--- begin ---

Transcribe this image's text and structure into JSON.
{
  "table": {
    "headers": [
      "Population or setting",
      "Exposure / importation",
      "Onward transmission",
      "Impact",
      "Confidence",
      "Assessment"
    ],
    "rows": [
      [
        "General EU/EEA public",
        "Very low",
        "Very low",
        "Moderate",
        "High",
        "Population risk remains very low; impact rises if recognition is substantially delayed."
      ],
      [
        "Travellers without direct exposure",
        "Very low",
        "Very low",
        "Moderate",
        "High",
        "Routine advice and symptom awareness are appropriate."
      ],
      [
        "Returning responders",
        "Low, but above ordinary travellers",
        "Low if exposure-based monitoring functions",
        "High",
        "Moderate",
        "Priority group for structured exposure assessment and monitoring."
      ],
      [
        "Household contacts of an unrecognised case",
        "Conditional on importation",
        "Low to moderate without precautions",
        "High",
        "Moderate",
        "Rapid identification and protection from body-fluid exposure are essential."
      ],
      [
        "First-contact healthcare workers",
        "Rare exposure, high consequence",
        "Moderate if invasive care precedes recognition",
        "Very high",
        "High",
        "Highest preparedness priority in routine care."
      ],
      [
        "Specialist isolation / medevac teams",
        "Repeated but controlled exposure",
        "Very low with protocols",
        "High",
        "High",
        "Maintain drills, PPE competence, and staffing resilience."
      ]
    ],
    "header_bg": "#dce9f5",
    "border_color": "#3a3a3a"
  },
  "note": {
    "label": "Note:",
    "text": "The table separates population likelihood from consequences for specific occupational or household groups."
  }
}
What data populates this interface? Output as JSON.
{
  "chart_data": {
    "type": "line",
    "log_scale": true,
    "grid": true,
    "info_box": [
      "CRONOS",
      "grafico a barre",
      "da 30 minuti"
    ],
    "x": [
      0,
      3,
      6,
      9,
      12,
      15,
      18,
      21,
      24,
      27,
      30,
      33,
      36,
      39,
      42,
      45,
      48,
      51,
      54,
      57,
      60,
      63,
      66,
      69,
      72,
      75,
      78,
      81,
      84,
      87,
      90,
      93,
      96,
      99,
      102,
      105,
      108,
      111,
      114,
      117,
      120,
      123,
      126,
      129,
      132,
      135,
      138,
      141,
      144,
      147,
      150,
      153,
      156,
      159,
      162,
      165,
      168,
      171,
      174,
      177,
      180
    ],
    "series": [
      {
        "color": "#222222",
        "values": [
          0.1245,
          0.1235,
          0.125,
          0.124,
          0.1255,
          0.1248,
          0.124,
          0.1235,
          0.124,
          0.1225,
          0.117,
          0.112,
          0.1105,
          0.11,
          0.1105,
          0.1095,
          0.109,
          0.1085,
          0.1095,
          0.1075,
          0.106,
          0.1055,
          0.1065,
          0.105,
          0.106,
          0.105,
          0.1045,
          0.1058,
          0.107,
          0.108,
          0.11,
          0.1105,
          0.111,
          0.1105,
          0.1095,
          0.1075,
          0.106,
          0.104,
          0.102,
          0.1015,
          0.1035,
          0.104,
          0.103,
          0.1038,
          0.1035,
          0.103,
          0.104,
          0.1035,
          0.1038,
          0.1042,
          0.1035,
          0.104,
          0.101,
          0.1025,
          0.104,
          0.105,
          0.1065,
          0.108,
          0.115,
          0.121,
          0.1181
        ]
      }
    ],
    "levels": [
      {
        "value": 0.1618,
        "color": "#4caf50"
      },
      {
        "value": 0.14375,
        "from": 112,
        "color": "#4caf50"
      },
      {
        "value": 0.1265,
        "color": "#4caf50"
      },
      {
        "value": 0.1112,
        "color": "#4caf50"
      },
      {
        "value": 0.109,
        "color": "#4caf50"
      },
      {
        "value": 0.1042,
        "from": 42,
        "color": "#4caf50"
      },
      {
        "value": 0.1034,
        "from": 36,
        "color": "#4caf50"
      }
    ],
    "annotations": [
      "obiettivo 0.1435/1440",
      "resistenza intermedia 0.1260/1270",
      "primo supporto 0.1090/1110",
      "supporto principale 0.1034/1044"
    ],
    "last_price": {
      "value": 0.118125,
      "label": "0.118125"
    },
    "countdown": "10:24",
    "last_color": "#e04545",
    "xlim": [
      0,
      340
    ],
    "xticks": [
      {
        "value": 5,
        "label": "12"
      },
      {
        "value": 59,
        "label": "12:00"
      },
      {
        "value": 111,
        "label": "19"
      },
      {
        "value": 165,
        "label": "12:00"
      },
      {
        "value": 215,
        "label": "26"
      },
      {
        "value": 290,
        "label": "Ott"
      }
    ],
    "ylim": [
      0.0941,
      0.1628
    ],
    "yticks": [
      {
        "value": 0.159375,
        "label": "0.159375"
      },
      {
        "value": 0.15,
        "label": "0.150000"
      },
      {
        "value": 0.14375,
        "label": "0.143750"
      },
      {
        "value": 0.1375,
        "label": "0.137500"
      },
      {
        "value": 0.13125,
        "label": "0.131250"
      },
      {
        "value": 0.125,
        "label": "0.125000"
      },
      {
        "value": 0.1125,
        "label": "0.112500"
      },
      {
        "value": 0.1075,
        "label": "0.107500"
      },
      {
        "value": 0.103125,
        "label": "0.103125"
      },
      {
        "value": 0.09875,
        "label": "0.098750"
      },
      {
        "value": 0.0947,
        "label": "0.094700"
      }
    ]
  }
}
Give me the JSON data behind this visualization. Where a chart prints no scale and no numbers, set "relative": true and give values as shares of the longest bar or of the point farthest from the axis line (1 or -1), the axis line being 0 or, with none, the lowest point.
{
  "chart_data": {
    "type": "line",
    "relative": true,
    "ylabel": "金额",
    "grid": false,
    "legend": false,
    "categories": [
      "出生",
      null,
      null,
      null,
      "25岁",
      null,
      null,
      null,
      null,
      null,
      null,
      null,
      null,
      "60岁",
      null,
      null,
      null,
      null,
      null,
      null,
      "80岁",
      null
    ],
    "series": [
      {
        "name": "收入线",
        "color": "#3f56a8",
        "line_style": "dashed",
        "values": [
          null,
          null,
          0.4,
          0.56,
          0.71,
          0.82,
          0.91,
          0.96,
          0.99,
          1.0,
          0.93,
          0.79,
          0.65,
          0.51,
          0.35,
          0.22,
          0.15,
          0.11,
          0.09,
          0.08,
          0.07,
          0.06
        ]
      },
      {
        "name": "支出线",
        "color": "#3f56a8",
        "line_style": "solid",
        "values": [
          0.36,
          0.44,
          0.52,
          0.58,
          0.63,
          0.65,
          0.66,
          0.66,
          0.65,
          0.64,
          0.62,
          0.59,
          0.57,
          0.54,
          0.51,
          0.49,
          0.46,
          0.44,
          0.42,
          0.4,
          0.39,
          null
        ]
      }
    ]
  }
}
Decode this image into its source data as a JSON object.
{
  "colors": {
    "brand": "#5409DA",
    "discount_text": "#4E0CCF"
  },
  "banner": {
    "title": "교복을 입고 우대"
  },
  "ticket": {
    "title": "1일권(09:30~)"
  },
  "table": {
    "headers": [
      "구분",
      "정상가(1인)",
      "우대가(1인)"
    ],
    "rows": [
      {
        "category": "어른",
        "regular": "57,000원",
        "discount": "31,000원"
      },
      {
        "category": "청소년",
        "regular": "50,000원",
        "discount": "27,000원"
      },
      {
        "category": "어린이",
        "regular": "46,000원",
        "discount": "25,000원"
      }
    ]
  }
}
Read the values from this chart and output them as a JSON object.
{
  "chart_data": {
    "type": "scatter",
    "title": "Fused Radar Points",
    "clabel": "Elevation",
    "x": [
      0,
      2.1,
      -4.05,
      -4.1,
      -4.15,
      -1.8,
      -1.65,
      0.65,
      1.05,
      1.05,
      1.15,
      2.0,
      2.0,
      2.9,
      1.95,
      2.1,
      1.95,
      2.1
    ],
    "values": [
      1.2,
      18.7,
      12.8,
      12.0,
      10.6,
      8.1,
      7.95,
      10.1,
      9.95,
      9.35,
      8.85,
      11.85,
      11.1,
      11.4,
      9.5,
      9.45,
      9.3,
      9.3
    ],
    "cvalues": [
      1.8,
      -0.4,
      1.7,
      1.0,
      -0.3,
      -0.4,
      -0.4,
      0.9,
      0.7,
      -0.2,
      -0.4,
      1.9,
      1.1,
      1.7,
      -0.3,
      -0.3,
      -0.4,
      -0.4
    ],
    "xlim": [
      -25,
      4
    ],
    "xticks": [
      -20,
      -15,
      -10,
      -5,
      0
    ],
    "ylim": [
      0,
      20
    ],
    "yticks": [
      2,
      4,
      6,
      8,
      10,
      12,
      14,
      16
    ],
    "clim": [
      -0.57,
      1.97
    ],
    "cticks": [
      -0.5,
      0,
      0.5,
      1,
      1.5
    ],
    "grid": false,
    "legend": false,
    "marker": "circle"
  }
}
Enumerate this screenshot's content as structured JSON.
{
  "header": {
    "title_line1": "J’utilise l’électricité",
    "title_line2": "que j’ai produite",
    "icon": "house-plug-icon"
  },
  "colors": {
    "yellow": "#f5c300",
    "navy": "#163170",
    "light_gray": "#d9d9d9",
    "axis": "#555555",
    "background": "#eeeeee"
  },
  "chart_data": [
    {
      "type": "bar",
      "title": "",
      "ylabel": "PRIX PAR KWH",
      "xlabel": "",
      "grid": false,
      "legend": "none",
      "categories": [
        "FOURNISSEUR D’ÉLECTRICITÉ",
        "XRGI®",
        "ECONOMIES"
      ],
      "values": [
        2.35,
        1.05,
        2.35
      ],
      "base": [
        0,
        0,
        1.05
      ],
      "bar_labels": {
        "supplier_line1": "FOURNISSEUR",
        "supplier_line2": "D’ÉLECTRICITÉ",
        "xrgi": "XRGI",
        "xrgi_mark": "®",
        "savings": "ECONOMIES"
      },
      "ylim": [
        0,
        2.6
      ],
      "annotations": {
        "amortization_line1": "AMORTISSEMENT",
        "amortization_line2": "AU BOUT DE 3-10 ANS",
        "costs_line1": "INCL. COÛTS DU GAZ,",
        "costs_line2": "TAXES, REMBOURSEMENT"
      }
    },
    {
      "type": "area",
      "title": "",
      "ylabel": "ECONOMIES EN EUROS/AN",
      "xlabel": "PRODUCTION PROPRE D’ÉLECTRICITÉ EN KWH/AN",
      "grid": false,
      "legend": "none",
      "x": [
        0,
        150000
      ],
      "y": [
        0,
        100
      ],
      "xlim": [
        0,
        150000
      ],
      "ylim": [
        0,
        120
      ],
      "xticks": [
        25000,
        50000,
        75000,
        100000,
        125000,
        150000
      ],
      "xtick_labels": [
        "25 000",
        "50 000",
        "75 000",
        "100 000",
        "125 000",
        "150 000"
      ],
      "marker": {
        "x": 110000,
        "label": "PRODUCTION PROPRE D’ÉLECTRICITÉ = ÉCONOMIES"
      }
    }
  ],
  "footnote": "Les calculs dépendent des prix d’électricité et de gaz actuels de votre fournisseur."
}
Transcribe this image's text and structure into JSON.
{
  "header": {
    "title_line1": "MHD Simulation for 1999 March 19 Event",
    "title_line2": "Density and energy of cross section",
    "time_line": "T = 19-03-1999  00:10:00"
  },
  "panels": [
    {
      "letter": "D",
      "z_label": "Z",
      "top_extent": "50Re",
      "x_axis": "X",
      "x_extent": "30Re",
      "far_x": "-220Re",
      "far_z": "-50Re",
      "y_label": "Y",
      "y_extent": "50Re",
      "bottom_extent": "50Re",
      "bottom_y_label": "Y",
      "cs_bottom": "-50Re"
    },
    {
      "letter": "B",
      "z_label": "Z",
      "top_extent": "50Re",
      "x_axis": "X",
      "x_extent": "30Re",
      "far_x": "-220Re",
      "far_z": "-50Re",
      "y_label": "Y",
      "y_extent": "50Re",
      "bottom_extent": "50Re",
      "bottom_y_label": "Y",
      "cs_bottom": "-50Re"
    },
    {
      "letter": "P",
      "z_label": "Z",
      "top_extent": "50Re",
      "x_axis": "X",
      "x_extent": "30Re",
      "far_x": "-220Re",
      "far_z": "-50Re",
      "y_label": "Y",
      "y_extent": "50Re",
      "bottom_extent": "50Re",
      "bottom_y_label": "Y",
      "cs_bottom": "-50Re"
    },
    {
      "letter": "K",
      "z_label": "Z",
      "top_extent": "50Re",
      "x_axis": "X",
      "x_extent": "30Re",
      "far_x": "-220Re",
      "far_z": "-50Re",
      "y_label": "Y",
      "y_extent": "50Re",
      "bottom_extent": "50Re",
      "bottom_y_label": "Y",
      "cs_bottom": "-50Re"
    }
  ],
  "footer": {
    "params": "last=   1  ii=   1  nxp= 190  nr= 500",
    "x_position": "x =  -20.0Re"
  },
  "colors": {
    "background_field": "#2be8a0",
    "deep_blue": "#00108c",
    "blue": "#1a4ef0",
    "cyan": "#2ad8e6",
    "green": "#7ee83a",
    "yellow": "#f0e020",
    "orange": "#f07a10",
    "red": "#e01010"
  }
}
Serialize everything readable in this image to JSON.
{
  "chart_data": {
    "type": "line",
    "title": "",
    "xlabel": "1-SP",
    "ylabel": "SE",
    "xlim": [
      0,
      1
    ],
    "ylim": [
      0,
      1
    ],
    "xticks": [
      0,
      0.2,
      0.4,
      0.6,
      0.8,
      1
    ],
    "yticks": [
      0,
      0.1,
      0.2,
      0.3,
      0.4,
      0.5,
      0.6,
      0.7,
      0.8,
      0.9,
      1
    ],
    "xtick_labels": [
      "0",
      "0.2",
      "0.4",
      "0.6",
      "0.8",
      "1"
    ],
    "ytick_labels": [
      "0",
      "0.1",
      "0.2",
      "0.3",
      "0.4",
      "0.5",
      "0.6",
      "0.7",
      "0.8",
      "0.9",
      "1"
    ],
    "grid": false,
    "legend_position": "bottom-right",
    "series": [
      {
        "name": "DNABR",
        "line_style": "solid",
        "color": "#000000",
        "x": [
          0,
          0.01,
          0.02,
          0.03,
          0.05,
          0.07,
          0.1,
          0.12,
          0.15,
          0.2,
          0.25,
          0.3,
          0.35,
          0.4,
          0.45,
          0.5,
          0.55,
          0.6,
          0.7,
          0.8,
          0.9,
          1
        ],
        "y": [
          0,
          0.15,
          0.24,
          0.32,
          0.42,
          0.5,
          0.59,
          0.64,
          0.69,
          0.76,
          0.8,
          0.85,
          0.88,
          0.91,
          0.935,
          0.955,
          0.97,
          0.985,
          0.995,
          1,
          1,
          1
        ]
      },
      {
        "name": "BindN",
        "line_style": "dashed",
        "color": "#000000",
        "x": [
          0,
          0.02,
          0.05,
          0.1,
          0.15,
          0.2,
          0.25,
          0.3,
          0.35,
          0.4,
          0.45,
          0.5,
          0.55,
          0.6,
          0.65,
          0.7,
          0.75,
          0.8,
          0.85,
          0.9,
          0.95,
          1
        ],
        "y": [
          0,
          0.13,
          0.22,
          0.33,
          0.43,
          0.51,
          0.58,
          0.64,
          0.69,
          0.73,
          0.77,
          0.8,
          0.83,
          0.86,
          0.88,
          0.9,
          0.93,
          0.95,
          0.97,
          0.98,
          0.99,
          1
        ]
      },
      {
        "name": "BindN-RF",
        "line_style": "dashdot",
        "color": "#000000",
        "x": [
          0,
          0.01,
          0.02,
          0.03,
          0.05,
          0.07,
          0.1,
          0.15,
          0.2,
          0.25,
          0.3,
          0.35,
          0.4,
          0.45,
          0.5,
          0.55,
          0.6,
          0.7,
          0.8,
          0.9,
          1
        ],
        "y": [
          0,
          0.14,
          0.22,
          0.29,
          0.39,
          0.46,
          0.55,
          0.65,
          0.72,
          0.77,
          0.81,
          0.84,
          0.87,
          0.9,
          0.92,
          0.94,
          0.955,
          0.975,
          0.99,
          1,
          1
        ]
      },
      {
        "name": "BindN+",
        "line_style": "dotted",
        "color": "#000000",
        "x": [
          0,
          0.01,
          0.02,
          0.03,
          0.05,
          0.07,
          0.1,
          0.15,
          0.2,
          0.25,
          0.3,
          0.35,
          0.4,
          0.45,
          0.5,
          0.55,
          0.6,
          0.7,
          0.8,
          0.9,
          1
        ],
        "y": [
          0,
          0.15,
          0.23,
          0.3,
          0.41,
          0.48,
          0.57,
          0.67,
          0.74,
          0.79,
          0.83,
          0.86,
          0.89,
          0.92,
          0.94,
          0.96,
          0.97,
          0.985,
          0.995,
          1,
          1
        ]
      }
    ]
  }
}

--- end ---

### Set problem
Report each line of the material above where the word "ECONOMIES" appears.

### Task response
        "ECONOMIES"
        "savings": "ECONOMIES"
      "ylabel": "ECONOMIES EN EUROS/AN",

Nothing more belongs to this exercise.